Find each line with the string "have" and report it.

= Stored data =
⁂

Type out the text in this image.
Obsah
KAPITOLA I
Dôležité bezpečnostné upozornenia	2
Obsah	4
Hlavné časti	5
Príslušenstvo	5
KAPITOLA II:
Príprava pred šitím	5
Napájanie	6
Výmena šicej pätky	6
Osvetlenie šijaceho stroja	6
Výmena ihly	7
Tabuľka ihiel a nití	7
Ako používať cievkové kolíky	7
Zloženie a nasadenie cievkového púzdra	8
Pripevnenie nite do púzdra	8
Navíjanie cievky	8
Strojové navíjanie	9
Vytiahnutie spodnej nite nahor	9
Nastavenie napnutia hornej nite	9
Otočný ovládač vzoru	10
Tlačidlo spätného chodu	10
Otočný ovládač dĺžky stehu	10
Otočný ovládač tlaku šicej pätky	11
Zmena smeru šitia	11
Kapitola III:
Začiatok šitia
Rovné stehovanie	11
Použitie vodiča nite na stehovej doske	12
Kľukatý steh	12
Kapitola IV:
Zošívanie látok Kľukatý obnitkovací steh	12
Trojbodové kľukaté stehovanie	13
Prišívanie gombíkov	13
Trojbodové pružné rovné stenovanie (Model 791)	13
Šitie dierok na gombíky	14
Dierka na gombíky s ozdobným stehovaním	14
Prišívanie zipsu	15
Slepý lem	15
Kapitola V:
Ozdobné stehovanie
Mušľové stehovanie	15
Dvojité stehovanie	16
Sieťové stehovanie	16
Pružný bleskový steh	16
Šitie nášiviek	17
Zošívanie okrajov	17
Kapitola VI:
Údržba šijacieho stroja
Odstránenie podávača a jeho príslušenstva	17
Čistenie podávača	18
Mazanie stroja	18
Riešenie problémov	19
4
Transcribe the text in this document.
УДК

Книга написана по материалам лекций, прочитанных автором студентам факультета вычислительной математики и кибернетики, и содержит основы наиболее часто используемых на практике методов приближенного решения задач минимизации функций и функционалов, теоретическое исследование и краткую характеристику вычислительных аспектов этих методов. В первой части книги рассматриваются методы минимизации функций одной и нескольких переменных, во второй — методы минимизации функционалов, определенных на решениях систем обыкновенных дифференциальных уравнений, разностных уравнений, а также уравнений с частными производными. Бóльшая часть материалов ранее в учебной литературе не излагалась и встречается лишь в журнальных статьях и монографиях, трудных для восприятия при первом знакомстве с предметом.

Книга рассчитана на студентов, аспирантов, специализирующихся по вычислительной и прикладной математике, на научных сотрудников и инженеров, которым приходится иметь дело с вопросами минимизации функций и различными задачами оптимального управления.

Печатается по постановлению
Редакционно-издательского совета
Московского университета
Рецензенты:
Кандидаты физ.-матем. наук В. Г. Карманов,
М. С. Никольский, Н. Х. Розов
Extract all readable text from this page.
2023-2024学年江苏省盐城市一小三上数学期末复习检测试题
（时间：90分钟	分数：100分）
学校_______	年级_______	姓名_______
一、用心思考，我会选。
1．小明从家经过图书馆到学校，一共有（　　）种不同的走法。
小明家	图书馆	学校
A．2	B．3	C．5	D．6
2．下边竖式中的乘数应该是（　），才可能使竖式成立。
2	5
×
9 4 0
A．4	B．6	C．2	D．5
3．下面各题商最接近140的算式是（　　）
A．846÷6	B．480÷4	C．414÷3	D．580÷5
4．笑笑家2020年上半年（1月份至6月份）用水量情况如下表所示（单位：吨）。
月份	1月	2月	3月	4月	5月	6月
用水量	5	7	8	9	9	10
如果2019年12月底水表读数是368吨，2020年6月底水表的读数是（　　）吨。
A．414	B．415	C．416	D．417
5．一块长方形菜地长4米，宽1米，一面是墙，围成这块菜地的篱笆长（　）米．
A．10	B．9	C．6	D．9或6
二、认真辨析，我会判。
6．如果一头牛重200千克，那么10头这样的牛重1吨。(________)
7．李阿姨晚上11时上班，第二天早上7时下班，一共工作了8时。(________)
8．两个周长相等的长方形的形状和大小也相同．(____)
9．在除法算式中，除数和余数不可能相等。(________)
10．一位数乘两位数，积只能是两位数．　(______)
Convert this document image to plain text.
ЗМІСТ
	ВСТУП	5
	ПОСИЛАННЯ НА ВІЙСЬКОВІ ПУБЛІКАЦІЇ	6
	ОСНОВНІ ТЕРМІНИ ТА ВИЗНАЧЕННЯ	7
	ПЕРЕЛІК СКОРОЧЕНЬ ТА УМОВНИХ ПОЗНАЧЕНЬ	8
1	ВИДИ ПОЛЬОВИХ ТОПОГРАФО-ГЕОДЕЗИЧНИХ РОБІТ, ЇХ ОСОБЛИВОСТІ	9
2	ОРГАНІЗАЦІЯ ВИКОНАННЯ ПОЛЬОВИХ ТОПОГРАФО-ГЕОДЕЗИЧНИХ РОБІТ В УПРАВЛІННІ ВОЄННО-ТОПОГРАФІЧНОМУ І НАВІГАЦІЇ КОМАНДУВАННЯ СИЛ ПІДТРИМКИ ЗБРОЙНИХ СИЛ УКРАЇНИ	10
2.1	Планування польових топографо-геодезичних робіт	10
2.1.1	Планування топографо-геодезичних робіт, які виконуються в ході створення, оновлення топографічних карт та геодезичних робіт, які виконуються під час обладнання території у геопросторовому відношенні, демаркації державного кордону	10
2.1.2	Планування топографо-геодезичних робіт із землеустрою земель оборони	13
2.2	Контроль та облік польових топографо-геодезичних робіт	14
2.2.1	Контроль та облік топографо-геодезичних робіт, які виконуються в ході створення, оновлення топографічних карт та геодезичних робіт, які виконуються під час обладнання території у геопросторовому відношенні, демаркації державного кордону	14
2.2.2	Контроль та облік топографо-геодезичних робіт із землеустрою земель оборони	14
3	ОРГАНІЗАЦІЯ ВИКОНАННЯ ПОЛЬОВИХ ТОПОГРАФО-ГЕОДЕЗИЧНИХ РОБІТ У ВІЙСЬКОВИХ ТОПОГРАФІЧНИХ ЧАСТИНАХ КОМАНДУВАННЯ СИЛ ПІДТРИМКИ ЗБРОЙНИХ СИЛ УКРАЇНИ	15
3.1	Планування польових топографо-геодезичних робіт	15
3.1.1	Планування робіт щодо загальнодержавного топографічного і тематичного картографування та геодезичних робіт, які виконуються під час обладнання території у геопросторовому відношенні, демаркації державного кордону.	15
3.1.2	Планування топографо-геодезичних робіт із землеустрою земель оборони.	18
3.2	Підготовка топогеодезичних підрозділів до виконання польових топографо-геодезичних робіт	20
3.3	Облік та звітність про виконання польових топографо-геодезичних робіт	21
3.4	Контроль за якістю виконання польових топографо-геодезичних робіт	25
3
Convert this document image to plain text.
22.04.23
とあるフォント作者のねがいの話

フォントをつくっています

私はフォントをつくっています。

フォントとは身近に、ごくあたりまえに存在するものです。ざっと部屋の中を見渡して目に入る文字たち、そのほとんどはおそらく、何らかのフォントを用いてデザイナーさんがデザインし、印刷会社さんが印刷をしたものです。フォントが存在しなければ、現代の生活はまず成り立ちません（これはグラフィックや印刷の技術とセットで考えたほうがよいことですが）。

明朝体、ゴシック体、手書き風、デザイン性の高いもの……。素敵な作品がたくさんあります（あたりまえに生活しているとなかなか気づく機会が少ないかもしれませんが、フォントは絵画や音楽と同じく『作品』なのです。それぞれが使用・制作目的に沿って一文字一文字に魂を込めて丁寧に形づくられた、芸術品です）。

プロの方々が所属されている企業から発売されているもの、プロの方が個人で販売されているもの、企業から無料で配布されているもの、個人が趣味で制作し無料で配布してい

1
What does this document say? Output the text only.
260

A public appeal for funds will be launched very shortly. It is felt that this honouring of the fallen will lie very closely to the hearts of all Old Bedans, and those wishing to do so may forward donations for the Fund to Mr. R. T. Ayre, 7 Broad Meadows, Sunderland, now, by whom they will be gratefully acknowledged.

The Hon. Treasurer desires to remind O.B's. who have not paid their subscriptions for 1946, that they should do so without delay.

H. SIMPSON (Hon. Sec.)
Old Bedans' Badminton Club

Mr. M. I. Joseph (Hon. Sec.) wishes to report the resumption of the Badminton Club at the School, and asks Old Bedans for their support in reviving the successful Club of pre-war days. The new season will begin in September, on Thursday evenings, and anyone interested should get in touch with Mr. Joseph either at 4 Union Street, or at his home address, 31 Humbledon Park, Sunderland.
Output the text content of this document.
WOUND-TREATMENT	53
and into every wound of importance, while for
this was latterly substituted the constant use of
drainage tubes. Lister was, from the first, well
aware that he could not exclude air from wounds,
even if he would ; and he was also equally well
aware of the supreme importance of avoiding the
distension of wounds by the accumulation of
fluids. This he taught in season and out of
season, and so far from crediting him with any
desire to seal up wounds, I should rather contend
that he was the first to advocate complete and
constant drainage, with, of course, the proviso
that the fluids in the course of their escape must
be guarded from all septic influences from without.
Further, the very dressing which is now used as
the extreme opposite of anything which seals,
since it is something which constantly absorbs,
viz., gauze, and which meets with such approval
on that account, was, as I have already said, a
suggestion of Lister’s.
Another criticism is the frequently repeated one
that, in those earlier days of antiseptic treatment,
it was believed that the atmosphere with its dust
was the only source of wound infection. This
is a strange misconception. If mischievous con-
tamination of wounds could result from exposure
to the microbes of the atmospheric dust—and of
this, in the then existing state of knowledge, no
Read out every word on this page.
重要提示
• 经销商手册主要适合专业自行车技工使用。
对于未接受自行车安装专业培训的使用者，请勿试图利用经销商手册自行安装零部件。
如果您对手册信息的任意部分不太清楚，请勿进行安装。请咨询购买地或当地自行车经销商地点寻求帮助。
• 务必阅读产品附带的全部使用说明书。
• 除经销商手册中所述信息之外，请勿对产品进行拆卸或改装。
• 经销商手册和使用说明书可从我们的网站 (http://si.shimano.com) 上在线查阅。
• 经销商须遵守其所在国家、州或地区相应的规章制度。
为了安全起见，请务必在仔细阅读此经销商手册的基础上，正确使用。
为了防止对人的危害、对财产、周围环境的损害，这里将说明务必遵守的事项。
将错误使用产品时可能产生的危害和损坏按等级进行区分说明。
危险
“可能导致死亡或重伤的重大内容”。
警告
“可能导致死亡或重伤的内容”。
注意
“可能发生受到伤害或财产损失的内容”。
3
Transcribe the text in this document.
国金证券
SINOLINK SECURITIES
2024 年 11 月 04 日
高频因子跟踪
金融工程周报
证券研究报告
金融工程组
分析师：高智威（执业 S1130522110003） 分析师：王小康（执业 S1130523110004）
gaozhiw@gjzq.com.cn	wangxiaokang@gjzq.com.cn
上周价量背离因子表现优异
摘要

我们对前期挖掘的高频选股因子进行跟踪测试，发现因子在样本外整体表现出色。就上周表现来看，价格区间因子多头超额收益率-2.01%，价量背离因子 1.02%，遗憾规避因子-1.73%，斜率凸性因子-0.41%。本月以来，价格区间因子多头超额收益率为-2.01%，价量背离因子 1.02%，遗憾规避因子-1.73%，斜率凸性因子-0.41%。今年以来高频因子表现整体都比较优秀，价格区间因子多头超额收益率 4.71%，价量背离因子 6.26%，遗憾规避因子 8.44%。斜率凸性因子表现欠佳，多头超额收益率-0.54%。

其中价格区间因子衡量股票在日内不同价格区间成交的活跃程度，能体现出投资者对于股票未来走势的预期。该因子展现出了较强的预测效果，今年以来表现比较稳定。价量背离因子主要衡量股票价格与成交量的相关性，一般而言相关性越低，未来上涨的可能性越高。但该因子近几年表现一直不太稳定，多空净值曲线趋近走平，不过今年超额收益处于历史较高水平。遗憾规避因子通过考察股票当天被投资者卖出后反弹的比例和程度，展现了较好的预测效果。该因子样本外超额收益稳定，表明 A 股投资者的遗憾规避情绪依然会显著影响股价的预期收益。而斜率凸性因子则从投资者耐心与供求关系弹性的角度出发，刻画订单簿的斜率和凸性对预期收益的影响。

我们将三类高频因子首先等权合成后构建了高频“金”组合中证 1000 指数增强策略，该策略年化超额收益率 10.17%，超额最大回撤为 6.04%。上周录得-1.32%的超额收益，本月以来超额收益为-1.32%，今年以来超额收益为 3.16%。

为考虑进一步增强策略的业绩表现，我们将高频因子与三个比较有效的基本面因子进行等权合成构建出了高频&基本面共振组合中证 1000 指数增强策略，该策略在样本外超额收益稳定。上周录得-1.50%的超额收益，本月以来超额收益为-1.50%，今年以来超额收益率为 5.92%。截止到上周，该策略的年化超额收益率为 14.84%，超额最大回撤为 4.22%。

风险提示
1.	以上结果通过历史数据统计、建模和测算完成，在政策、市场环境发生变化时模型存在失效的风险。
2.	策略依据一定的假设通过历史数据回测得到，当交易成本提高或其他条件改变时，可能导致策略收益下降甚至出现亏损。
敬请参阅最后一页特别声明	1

⁂

= RIGHT ANSWER =
The Hon. Treasurer desires to remind O.B's. who have not paid their subscriptions for 1946, that they should do so without delay.
on that account, was, as I have already said, a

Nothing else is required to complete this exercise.